▶ Aim:
Could you convert the stretch of data from its first line through the line containing "category-label-layer: Soest, LK" into a JSON list of strings, one string per line, with blank lines left out and nothing past that line included?
------------------------------------------------
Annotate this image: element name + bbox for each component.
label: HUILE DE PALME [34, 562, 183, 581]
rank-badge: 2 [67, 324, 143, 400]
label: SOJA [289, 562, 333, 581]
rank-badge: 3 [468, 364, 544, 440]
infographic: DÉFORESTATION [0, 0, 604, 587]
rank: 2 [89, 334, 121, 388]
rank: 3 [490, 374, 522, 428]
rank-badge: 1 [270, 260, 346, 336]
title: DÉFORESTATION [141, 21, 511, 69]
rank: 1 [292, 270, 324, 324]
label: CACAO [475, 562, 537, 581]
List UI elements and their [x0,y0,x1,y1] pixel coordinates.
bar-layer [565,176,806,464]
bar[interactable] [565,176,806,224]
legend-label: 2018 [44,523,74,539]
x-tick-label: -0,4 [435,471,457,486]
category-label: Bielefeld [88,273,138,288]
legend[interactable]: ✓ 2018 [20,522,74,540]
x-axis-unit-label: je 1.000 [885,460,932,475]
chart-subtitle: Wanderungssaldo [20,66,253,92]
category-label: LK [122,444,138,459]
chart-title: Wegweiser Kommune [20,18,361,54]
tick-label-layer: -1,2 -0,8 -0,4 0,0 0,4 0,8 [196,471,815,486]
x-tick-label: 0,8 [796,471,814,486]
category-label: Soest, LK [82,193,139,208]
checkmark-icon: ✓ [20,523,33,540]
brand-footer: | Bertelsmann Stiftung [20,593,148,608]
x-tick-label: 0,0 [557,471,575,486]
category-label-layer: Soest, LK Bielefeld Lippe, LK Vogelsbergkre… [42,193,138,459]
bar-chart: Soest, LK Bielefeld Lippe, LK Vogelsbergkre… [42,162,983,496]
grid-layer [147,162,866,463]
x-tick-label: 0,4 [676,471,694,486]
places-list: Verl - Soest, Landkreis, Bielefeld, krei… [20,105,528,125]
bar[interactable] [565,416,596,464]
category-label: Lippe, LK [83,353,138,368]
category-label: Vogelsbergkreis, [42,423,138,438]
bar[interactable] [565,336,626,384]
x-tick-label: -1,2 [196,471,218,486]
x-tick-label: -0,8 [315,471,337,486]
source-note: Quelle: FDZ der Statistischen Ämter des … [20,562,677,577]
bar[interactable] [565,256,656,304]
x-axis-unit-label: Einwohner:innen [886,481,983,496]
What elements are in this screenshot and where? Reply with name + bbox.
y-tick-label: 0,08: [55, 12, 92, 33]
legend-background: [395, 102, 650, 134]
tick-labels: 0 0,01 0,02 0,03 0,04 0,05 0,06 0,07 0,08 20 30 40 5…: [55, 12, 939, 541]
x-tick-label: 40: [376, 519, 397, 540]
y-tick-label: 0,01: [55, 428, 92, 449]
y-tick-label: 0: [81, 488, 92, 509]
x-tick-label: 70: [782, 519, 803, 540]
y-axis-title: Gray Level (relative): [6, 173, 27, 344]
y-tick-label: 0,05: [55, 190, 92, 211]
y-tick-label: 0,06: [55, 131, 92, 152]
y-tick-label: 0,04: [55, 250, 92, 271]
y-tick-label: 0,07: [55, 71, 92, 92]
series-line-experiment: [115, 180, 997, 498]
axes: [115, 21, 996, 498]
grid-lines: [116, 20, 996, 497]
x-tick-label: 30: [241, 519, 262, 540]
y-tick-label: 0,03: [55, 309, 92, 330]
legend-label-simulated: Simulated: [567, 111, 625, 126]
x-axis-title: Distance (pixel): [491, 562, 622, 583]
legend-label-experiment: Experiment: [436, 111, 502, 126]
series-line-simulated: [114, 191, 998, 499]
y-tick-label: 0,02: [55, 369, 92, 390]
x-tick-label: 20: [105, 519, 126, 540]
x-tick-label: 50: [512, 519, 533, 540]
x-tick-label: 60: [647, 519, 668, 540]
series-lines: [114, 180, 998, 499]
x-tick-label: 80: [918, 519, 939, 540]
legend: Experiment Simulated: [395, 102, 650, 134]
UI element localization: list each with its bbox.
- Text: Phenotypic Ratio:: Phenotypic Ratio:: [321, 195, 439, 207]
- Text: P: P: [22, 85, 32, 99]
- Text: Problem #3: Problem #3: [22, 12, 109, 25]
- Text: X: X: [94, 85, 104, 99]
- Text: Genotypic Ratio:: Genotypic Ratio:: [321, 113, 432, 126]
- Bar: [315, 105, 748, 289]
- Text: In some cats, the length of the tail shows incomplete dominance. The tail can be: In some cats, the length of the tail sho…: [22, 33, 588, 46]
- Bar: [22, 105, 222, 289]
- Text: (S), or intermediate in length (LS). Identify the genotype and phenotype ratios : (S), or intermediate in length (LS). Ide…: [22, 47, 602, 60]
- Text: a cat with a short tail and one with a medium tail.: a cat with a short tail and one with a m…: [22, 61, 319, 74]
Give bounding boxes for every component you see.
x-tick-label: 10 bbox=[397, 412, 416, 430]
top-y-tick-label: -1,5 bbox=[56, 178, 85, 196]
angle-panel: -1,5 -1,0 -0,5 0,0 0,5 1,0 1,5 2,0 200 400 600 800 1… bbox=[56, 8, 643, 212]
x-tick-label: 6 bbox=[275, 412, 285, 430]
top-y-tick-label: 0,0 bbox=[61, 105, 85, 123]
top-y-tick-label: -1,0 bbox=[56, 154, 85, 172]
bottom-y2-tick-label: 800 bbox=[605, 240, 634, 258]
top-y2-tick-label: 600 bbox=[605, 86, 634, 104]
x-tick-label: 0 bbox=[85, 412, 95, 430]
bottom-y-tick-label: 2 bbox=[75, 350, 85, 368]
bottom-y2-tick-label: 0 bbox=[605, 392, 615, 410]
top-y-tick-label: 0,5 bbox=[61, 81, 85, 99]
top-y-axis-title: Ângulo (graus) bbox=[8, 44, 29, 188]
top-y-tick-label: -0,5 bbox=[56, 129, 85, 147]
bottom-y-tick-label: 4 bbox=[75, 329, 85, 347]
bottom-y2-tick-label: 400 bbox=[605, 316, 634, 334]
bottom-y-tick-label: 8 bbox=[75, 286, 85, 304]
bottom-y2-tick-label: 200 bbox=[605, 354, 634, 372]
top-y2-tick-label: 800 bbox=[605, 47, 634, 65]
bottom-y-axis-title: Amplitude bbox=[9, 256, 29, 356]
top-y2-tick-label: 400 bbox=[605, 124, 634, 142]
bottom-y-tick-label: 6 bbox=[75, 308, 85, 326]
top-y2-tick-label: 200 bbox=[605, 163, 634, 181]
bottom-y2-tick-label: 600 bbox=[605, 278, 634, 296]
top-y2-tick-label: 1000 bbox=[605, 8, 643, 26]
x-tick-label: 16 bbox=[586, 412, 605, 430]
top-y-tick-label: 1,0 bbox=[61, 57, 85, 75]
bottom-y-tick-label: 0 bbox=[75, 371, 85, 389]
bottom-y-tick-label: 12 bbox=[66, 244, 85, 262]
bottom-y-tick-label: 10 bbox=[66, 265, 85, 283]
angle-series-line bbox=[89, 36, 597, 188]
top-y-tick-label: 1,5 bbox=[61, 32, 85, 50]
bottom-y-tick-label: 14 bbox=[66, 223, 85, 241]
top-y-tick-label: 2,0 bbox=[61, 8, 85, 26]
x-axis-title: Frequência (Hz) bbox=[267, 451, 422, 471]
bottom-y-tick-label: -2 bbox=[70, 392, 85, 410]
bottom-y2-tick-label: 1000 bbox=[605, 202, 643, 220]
------------------------------------------------
▶ Correct result:
[
  "Annotate this image: element name + bbox for each component.",
  "label: HUILE DE PALME [34, 562, 183, 581]",
  "rank-badge: 2 [67, 324, 143, 400]",
  "label: SOJA [289, 562, 333, 581]",
  "rank-badge: 3 [468, 364, 544, 440]",
  "infographic: DÉFORESTATION [0, 0, 604, 587]",
  "rank: 2 [89, 334, 121, 388]",
  "rank: 3 [490, 374, 522, 428]",
  "rank-badge: 1 [270, 260, 346, 336]",
  "title: DÉFORESTATION [141, 21, 511, 69]",
  "rank: 1 [292, 270, 324, 324]",
  "label: CACAO [475, 562, 537, 581]",
  "List UI elements and their [x0,y0,x1,y1] pixel coordinates.",
  "bar-layer [565,176,806,464]",
  "bar[interactable] [565,176,806,224]",
  "legend-label: 2018 [44,523,74,539]",
  "x-tick-label: -0,4 [435,471,457,486]",
  "category-label: Bielefeld [88,273,138,288]",
  "legend[interactable]: ✓ 2018 [20,522,74,540]",
  "x-axis-unit-label: je 1.000 [885,460,932,475]",
  "chart-subtitle: Wanderungssaldo [20,66,253,92]",
  "category-label: LK [122,444,138,459]",
  "chart-title: Wegweiser Kommune [20,18,361,54]",
  "tick-label-layer: -1,2 -0,8 -0,4 0,0 0,4 0,8 [196,471,815,486]",
  "x-tick-label: 0,8 [796,471,814,486]",
  "category-label: Soest, LK [82,193,139,208]",
  "checkmark-icon: ✓ [20,523,33,540]",
  "brand-footer: | Bertelsmann Stiftung [20,593,148,608]",
  "x-tick-label: 0,0 [557,471,575,486]",
  "category-label-layer: Soest, LK Bielefeld Lippe, LK Vogelsbergkre… [42,193,138,459]"
]